======== Brano ========

Quando è richiesto il parere dell’assemblea condominiale

In mancanza di idonea prova delle condizioni necessarie per il distacco, mediante perizia tecnica, sarà l’assemblea condominiale a dover decidere se consentire o meno il distacco, previa valutazione dell’eventuale impatto negativo sugli altri condomini.

Inoltre una delibera assembleare sull’argomento sarà indispensabile nei casi in cui le opere da realizzare siano causa di evidenti squilibri di funzionamento dell’impianto comune o comportino un aumento delle spese per gli altri partecipanti al condominio. La decisione in questo caso è rimessa all’assemblea e la delibera, per essere valida, deve essere presa a maggioranza dei partecipanti che rappresentino almeno la metà del valore dell’edificio in millesimi.

Solo a questo punto il condomino interessato potrà passare alla fase concreta di esecuzione dei lavori, rispettando i vincoli di legge in merito a conformità, adeguatezza e sicurezza.

Vale la pena ricordare che, in caso di installazione di un impianto autonomo, resta fermo il rispetto il calendario con le date di accensione stabilito dalla normativa nazionale o regionale.

Quanti condomini si possono staccare dall’impianto centralizzato

A richiedere il distacco dall’impianto centralizzato può essere più di un condomino. La legge non prescrive un numero massimo di proprietari che possano effettuare lo scollegamento ma va da sé che un limite debba ritenersi sussistente al fine di rispettare le condizioni richieste dalla normativa per poter procedere. In caso di numeri elevati potrebbero crearsi notevoli squilibri e aggravio dei costi. La questione in tal caso, visto il coinvolgimento di molti condomini, dovrà certamente essere discussa in sede di assemblea.

Dopo la chiusura del collegamento al condomino che ha rinunciato sarà indispensabile verificare l’impatto del nuovo assetto sulle spese condominiali.

Obbligo di installazione dell’impianto autonomo

Una volta avvenuto il distacco da parte del condomino rinunciatario, il condominio dovrà accertare che egli effettivamente provveda ad installare l’impianto autonomo. Questo passo è essenziale al fine di evitare ulteriori aggravi di spesa che non erano stati inizialmente messi in conto mediante la redazione della perizia tecnica. Senza la messa a punto della caldaia autonoma il condomino beneficerebbe indebitamento del calore altrui con l’effetto di sottoporre l’impianto centralizzato ad un sovraccarico di lavoro e quindi di costi, continuando egli a usufruire del calore dei radiatori altrui.
La necessità di un impianto autonomo è evidenziata dalla sentenza della Corte di Cassazione del 2023 sopra riportata.

Calcolo delle spese

Tra le spese che il condomino deve sostenere in caso di installazione di un impianto autonomo sono da menzionare i costi diretti connessi al distacco, a partire dalla perizia e fino alle eventuali opere in muratura che saranno totalmente a carico del condomino uscente.

========

## Dati del problema
Modifica il brano sul distacco dal riscaldamento centralizzato in tutta la parte che va da "Tra le spese" giù fino a "del condomino uscente.". Riportala sostituendo "opere in muratura" con "opere edili". Le voci provengono da una fonte diversa dal brano.

======== Dati grezzi ========

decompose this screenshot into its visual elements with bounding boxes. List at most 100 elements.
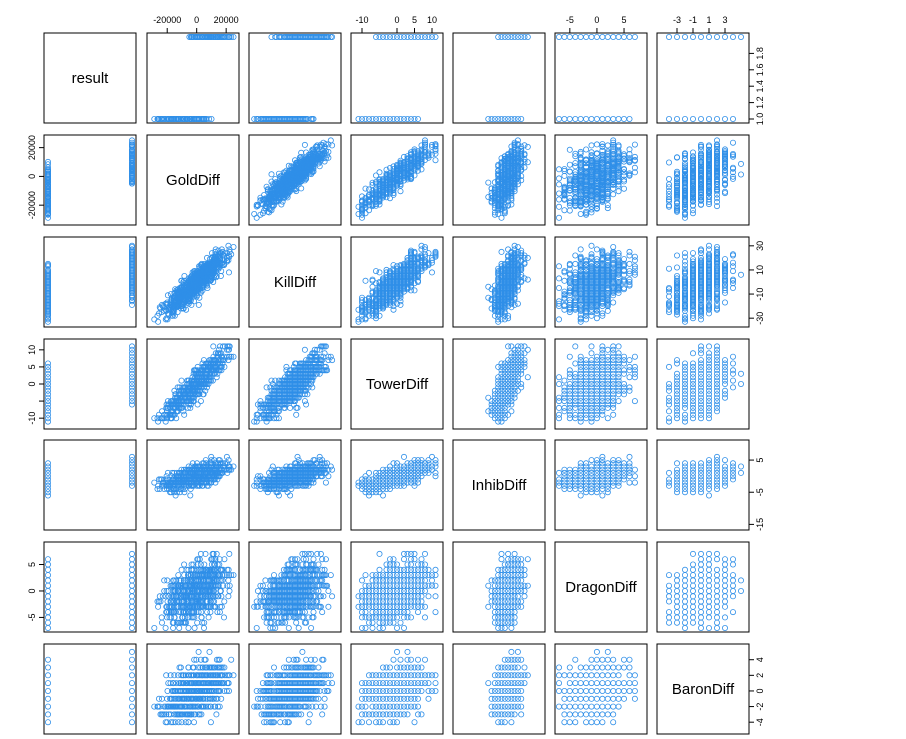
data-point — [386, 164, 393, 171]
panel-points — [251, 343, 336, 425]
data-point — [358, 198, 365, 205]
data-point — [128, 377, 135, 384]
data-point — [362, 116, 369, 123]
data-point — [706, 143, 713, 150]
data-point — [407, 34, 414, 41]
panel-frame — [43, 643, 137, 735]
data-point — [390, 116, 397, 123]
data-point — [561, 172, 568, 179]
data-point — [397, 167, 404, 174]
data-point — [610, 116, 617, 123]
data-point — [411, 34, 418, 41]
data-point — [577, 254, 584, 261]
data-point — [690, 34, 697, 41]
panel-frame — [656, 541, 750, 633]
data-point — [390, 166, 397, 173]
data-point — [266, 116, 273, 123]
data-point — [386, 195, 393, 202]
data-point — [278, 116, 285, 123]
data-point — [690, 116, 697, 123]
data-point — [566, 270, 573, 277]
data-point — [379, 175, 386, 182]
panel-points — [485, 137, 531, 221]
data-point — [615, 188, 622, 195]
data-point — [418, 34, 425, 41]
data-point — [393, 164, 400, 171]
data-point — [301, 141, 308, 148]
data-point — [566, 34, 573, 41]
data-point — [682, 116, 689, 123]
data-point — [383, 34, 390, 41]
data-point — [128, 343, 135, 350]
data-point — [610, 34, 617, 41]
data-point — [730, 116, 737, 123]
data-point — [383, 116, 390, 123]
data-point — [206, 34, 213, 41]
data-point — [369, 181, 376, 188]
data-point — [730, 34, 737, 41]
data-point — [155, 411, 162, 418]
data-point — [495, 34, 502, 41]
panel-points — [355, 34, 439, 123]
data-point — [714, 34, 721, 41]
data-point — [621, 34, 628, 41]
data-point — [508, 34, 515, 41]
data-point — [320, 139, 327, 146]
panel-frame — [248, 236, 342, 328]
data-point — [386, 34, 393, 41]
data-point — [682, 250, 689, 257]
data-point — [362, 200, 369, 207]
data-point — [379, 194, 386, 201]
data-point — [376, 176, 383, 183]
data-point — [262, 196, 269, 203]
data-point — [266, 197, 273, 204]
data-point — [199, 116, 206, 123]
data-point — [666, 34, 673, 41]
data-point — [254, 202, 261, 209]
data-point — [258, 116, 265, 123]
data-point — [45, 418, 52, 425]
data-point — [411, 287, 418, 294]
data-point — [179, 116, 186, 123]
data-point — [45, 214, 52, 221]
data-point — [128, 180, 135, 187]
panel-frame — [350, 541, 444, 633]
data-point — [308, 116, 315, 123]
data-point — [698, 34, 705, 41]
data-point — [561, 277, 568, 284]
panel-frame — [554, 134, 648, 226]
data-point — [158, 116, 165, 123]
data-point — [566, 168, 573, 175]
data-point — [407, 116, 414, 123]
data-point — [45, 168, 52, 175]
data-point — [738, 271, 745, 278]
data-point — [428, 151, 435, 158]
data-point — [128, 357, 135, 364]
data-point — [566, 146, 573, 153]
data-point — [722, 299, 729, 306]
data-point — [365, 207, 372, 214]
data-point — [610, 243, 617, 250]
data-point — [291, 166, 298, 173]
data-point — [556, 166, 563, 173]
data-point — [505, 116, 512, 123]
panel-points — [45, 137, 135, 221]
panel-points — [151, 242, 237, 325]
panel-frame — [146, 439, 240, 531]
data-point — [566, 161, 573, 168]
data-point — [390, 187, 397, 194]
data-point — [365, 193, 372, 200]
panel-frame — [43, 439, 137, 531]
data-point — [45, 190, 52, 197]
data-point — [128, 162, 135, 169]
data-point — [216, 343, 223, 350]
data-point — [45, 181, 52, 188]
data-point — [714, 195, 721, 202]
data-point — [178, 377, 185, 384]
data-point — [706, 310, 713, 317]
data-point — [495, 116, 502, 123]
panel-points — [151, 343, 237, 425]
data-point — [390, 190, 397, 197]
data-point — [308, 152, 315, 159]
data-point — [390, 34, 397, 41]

========

## Risposta completa
Tra le spese che il condomino deve sostenere in caso di installazione di un impianto autonomo sono da menzionare i costi diretti connessi al distacco, a partire dalla perizia e fino alle eventuali opere edili che saranno totalmente a carico del condomino uscente.